§ **Records from a collection of figures**

START

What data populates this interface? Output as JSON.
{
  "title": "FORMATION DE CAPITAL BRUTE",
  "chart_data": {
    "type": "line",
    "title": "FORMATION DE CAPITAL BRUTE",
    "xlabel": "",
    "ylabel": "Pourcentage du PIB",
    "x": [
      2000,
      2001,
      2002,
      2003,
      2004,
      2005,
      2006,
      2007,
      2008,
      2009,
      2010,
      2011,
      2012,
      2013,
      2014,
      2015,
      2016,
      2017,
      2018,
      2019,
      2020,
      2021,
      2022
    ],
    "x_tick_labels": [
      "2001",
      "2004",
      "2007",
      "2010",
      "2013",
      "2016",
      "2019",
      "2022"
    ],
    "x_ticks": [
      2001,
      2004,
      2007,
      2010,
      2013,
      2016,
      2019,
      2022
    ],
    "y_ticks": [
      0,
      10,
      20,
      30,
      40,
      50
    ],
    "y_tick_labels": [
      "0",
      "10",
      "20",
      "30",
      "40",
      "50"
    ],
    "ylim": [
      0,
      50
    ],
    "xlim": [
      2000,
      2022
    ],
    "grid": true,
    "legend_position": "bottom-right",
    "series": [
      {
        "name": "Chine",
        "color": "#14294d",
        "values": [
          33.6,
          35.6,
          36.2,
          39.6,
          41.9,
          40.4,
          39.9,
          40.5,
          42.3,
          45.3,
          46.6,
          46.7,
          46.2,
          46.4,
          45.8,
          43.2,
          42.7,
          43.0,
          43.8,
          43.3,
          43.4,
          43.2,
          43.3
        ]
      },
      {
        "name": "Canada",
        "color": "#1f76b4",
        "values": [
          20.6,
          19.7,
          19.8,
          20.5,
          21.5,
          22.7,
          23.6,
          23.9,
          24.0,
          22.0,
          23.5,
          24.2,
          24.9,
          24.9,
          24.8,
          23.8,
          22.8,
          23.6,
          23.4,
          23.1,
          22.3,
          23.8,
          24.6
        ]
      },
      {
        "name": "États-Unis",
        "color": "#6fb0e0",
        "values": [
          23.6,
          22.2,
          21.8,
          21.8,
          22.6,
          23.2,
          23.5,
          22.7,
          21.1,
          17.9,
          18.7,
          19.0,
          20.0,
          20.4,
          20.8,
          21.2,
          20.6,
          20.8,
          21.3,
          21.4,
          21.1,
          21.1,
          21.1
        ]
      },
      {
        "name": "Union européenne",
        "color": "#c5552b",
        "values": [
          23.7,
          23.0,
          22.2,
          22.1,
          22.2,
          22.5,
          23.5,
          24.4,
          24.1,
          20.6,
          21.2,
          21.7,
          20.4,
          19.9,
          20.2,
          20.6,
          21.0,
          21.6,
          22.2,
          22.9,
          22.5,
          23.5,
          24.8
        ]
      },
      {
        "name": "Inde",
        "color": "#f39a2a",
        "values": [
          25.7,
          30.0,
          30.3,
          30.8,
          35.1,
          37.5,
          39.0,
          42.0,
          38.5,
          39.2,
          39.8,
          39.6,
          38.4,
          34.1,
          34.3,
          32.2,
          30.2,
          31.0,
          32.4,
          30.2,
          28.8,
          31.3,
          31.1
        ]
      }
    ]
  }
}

END

§ **WORK TO DO**
Return the listing above in its exact form.

§ **TASK RESULT**
What data populates this interface? Output as JSON.
{
  "title": "FORMATION DE CAPITAL BRUTE",
  "chart_data": {
    "type": "line",
    "title": "FORMATION DE CAPITAL BRUTE",
    "xlabel": "",
    "ylabel": "Pourcentage du PIB",
    "x": [
      2000,
      2001,
      2002,
      2003,
      2004,
      2005,
      2006,
      2007,
      2008,
      2009,
      2010,
      2011,
      2012,
      2013,
      2014,
      2015,
      2016,
      2017,
      2018,
      2019,
      2020,
      2021,
      2022
    ],
    "x_tick_labels": [
      "2001",
      "2004",
      "2007",
      "2010",
      "2013",
      "2016",
      "2019",
      "2022"
    ],
    "x_ticks": [
      2001,
      2004,
      2007,
      2010,
      2013,
      2016,
      2019,
      2022
    ],
    "y_ticks": [
      0,
      10,
      20,
      30,
      40,
      50
    ],
    "y_tick_labels": [
      "0",
      "10",
      "20",
      "30",
      "40",
      "50"
    ],
    "ylim": [
      0,
      50
    ],
    "xlim": [
      2000,
      2022
    ],
    "grid": true,
    "legend_position": "bottom-right",
    "series": [
      {
        "name": "Chine",
        "color": "#14294d",
        "values": [
          33.6,
          35.6,
          36.2,
          39.6,
          41.9,
          40.4,
          39.9,
          40.5,
          42.3,
          45.3,
          46.6,
          46.7,
          46.2,
          46.4,
          45.8,
          43.2,
          42.7,
          43.0,
          43.8,
          43.3,
          43.4,
          43.2,
          43.3
        ]
      },
      {
        "name": "Canada",
        "color": "#1f76b4",
        "values": [
          20.6,
          19.7,
          19.8,
          20.5,
          21.5,
          22.7,
          23.6,
          23.9,
          24.0,
          22.0,
          23.5,
          24.2,
          24.9,
          24.9,
          24.8,
          23.8,
          22.8,
          23.6,
          23.4,
          23.1,
          22.3,
          23.8,
          24.6
        ]
      },
      {
        "name": "États-Unis",
        "color": "#6fb0e0",
        "values": [
          23.6,
          22.2,
          21.8,
          21.8,
          22.6,
          23.2,
          23.5,
          22.7,
          21.1,
          17.9,
          18.7,
          19.0,
          20.0,
          20.4,
          20.8,
          21.2,
          20.6,
          20.8,
          21.3,
          21.4,
          21.1,
          21.1,
          21.1
        ]
      },
      {
        "name": "Union européenne",
        "color": "#c5552b",
        "values": [
          23.7,
          23.0,
          22.2,
          22.1,
          22.2,
          22.5,
          23.5,
          24.4,
          24.1,
          20.6,
          21.2,
          21.7,
          20.4,
          19.9,
          20.2,
          20.6,
          21.0,
          21.6,
          22.2,
          22.9,
          22.5,
          23.5,
          24.8
        ]
      },
      {
        "name": "Inde",
        "color": "#f39a2a",
        "values": [
          25.7,
          30.0,
          30.3,
          30.8,
          35.1,
          37.5,
          39.0,
          42.0,
          38.5,
          39.2,
          39.8,
          39.6,
          38.4,
          34.1,
          34.3,
          32.2,
          30.2,
          31.0,
          32.4,
          30.2,
          28.8,
          31.3,
          31.1
        ]
      }
    ]
  }
}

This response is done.